WHAT IS EXPECTED:
Return all entries word for word, but drop any images.

Data items
________

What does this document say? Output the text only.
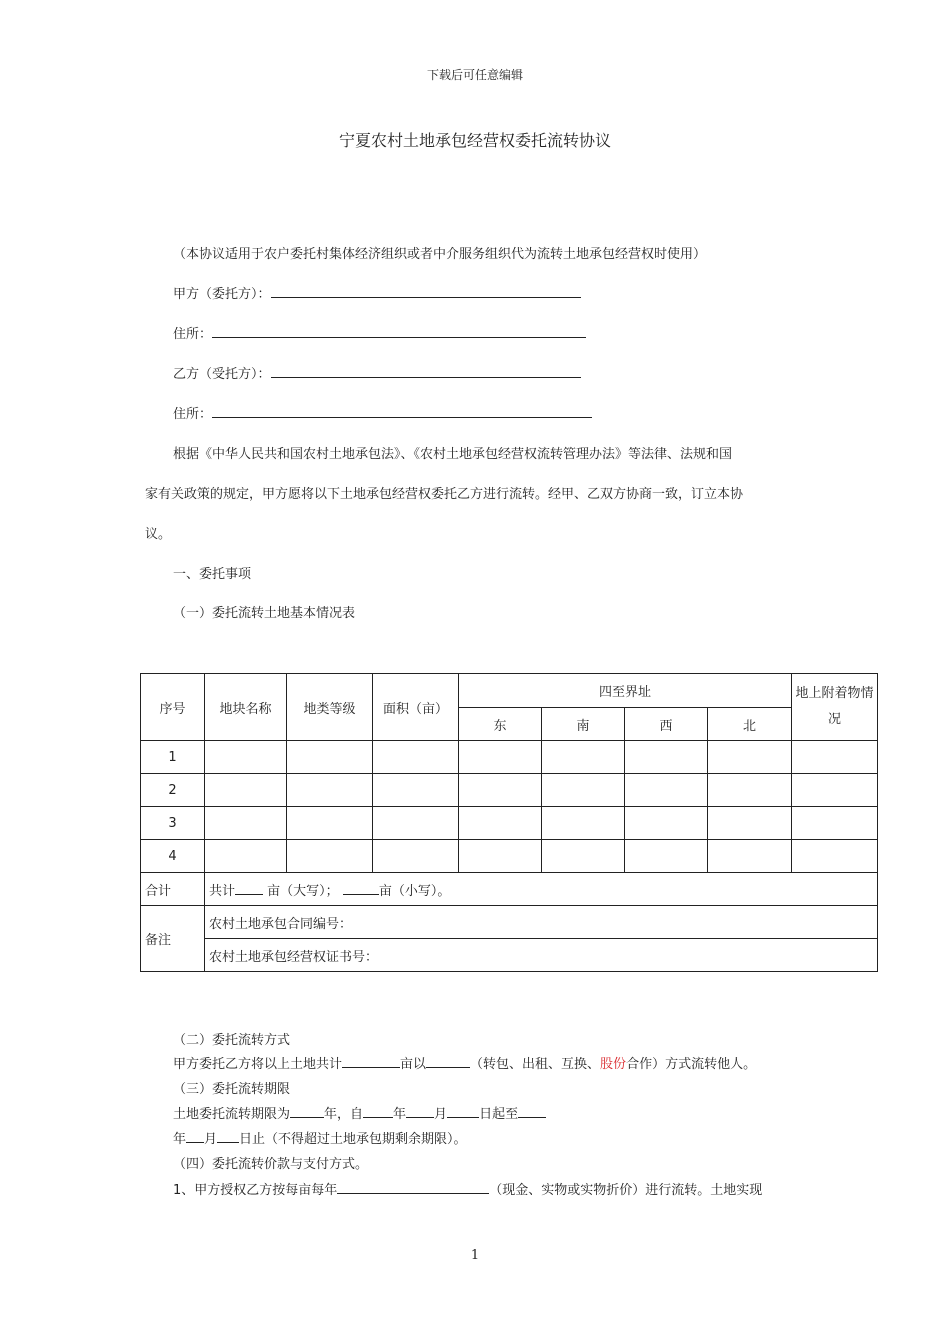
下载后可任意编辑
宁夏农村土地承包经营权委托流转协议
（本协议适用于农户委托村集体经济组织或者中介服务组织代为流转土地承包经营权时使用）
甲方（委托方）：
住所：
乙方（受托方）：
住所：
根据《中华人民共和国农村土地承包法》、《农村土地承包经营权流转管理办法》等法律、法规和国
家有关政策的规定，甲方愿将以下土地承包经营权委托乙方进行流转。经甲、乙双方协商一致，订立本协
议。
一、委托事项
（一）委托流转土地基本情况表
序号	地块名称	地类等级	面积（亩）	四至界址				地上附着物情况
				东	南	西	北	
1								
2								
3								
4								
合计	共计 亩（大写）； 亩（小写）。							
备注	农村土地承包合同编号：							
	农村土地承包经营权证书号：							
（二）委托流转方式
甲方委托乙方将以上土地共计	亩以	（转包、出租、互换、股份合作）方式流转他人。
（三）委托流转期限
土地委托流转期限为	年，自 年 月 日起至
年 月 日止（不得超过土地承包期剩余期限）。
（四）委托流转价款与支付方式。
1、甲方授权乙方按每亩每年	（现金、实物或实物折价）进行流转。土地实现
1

________

FINAL RESULT:
What does this document say? Output the text only.
下载后可任意编辑
宁夏农村土地承包经营权委托流转协议
（本协议适用于农户委托村集体经济组织或者中介服务组织代为流转土地承包经营权时使用）
甲方（委托方）：
住所：
乙方（受托方）：
住所：
根据《中华人民共和国农村土地承包法》、《农村土地承包经营权流转管理办法》等法律、法规和国
家有关政策的规定，甲方愿将以下土地承包经营权委托乙方进行流转。经甲、乙双方协商一致，订立本协
议。
一、委托事项
（一）委托流转土地基本情况表
序号	地块名称	地类等级	面积（亩）	四至界址				地上附着物情况
				东	南	西	北	
1								
2								
3								
4								
合计	共计 亩（大写）； 亩（小写）。							
备注	农村土地承包合同编号：							
	农村土地承包经营权证书号：							
（二）委托流转方式
甲方委托乙方将以上土地共计	亩以	（转包、出租、互换、股份合作）方式流转他人。
（三）委托流转期限
土地委托流转期限为	年，自 年 月 日起至
年 月 日止（不得超过土地承包期剩余期限）。
（四）委托流转价款与支付方式。
1、甲方授权乙方按每亩每年	（现金、实物或实物折价）进行流转。土地实现
1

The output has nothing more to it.